WHAT TO WORK ON: Copy out all of the material exactly as presented.

GIVEN RECORDS:
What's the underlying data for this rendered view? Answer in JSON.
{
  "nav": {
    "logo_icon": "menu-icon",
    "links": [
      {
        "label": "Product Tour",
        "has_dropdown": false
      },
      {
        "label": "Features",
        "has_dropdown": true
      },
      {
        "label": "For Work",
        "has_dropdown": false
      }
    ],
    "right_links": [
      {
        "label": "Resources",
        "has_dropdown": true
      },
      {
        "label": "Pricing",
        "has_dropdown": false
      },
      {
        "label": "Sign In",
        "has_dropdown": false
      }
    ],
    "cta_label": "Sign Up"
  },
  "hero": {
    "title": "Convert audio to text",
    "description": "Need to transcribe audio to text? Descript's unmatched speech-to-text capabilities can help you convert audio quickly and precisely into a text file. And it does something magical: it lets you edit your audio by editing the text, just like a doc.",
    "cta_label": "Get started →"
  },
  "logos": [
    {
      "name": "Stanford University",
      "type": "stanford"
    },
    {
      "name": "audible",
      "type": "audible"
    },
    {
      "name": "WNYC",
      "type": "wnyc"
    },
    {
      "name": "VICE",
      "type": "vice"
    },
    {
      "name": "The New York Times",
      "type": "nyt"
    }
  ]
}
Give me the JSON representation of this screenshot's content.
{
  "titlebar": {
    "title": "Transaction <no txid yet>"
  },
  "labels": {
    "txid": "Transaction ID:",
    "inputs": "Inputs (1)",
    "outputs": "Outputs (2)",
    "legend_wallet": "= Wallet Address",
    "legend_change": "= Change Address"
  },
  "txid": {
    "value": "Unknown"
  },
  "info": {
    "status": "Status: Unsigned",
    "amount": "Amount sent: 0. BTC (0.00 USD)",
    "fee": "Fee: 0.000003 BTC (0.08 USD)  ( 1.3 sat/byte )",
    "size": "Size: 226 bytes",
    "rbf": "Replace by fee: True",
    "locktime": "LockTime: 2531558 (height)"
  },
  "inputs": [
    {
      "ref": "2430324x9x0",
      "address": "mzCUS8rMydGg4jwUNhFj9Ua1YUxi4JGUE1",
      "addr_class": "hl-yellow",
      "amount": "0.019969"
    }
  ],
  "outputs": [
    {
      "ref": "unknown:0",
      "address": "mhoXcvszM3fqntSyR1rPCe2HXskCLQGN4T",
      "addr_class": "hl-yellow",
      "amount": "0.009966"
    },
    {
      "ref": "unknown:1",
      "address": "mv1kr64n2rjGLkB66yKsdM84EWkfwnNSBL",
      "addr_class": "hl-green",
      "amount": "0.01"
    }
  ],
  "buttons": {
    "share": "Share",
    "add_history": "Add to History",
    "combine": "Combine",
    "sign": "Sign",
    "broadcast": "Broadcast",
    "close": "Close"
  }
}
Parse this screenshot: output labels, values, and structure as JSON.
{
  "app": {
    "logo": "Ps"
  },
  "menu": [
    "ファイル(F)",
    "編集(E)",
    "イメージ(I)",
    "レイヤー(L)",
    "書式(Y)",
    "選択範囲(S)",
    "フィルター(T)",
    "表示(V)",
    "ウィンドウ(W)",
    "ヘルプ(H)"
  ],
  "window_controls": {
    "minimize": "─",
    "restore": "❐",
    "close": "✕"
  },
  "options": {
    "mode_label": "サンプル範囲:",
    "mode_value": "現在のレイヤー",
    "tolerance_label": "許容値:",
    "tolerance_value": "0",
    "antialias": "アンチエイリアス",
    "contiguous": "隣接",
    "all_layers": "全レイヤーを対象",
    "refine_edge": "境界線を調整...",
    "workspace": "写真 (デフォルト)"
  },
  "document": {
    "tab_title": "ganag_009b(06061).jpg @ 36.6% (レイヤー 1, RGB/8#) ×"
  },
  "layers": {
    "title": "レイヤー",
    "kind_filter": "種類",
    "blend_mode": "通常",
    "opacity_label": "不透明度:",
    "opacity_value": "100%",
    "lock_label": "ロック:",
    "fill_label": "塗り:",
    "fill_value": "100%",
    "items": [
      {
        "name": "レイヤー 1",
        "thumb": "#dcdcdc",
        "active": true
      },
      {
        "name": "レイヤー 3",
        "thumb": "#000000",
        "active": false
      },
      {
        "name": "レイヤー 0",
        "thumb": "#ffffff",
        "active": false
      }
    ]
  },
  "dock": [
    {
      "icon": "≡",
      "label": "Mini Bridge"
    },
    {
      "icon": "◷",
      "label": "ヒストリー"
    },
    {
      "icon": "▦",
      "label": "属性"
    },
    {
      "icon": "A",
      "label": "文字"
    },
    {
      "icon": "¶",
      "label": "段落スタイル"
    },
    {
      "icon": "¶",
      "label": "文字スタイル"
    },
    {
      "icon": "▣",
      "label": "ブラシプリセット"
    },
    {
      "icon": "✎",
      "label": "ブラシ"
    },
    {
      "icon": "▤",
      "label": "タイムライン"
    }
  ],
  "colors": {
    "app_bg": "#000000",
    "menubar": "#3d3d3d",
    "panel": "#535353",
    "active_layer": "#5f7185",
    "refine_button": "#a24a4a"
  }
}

ANSWER FOR THIS EXERCISE:
What's the underlying data for this rendered view? Answer in JSON.
{
  "nav": {
    "logo_icon": "menu-icon",
    "links": [
      {
        "label": "Product Tour",
        "has_dropdown": false
      },
      {
        "label": "Features",
        "has_dropdown": true
      },
      {
        "label": "For Work",
        "has_dropdown": false
      }
    ],
    "right_links": [
      {
        "label": "Resources",
        "has_dropdown": true
      },
      {
        "label": "Pricing",
        "has_dropdown": false
      },
      {
        "label": "Sign In",
        "has_dropdown": false
      }
    ],
    "cta_label": "Sign Up"
  },
  "hero": {
    "title": "Convert audio to text",
    "description": "Need to transcribe audio to text? Descript's unmatched speech-to-text capabilities can help you convert audio quickly and precisely into a text file. And it does something magical: it lets you edit your audio by editing the text, just like a doc.",
    "cta_label": "Get started →"
  },
  "logos": [
    {
      "name": "Stanford University",
      "type": "stanford"
    },
    {
      "name": "audible",
      "type": "audible"
    },
    {
      "name": "WNYC",
      "type": "wnyc"
    },
    {
      "name": "VICE",
      "type": "vice"
    },
    {
      "name": "The New York Times",
      "type": "nyt"
    }
  ]
}
Give me the JSON representation of this screenshot's content.
{
  "titlebar": {
    "title": "Transaction <no txid yet>"
  },
  "labels": {
    "txid": "Transaction ID:",
    "inputs": "Inputs (1)",
    "outputs": "Outputs (2)",
    "legend_wallet": "= Wallet Address",
    "legend_change": "= Change Address"
  },
  "txid": {
    "value": "Unknown"
  },
  "info": {
    "status": "Status: Unsigned",
    "amount": "Amount sent: 0. BTC (0.00 USD)",
    "fee": "Fee: 0.000003 BTC (0.08 USD)  ( 1.3 sat/byte )",
    "size": "Size: 226 bytes",
    "rbf": "Replace by fee: True",
    "locktime": "LockTime: 2531558 (height)"
  },
  "inputs": [
    {
      "ref": "2430324x9x0",
      "address": "mzCUS8rMydGg4jwUNhFj9Ua1YUxi4JGUE1",
      "addr_class": "hl-yellow",
      "amount": "0.019969"
    }
  ],
  "outputs": [
    {
      "ref": "unknown:0",
      "address": "mhoXcvszM3fqntSyR1rPCe2HXskCLQGN4T",
      "addr_class": "hl-yellow",
      "amount": "0.009966"
    },
    {
      "ref": "unknown:1",
      "address": "mv1kr64n2rjGLkB66yKsdM84EWkfwnNSBL",
      "addr_class": "hl-green",
      "amount": "0.01"
    }
  ],
  "buttons": {
    "share": "Share",
    "add_history": "Add to History",
    "combine": "Combine",
    "sign": "Sign",
    "broadcast": "Broadcast",
    "close": "Close"
  }
}
Parse this screenshot: output labels, values, and structure as JSON.
{
  "app": {
    "logo": "Ps"
  },
  "menu": [
    "ファイル(F)",
    "編集(E)",
    "イメージ(I)",
    "レイヤー(L)",
    "書式(Y)",
    "選択範囲(S)",
    "フィルター(T)",
    "表示(V)",
    "ウィンドウ(W)",
    "ヘルプ(H)"
  ],
  "window_controls": {
    "minimize": "─",
    "restore": "❐",
    "close": "✕"
  },
  "options": {
    "mode_label": "サンプル範囲:",
    "mode_value": "現在のレイヤー",
    "tolerance_label": "許容値:",
    "tolerance_value": "0",
    "antialias": "アンチエイリアス",
    "contiguous": "隣接",
    "all_layers": "全レイヤーを対象",
    "refine_edge": "境界線を調整...",
    "workspace": "写真 (デフォルト)"
  },
  "document": {
    "tab_title": "ganag_009b(06061).jpg @ 36.6% (レイヤー 1, RGB/8#) ×"
  },
  "layers": {
    "title": "レイヤー",
    "kind_filter": "種類",
    "blend_mode": "通常",
    "opacity_label": "不透明度:",
    "opacity_value": "100%",
    "lock_label": "ロック:",
    "fill_label": "塗り:",
    "fill_value": "100%",
    "items": [
      {
        "name": "レイヤー 1",
        "thumb": "#dcdcdc",
        "active": true
      },
      {
        "name": "レイヤー 3",
        "thumb": "#000000",
        "active": false
      },
      {
        "name": "レイヤー 0",
        "thumb": "#ffffff",
        "active": false
      }
    ]
  },
  "dock": [
    {
      "icon": "≡",
      "label": "Mini Bridge"
    },
    {
      "icon": "◷",
      "label": "ヒストリー"
    },
    {
      "icon": "▦",
      "label": "属性"
    },
    {
      "icon": "A",
      "label": "文字"
    },
    {
      "icon": "¶",
      "label": "段落スタイル"
    },
    {
      "icon": "¶",
      "label": "文字スタイル"
    },
    {
      "icon": "▣",
      "label": "ブラシプリセット"
    },
    {
      "icon": "✎",
      "label": "ブラシ"
    },
    {
      "icon": "▤",
      "label": "タイムライン"
    }
  ],
  "colors": {
    "app_bg": "#000000",
    "menubar": "#3d3d3d",
    "panel": "#535353",
    "active_layer": "#5f7185",
    "refine_button": "#a24a4a"
  }
}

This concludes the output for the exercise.